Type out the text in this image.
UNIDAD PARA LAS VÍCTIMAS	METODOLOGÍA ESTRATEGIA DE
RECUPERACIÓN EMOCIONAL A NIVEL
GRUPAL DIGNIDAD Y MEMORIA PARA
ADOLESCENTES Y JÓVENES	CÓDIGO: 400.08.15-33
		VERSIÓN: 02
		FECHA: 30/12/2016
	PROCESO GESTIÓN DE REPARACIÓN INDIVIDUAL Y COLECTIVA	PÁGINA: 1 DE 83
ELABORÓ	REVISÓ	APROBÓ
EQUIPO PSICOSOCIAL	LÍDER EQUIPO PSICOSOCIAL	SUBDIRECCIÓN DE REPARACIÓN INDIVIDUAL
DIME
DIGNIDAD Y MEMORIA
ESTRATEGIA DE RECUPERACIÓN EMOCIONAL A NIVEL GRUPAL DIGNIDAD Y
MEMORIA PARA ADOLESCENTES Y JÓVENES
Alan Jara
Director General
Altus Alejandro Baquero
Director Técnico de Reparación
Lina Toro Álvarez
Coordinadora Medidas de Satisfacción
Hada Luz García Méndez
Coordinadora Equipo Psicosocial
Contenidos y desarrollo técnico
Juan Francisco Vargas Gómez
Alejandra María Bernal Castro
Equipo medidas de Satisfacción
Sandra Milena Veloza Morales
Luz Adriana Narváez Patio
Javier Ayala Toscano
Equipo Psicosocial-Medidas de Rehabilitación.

◇ ◇ ◇ ◇

**Task instructions**
Return all lines containing the word "Director".

**Complete answer**
Director General
Director Técnico de Reparación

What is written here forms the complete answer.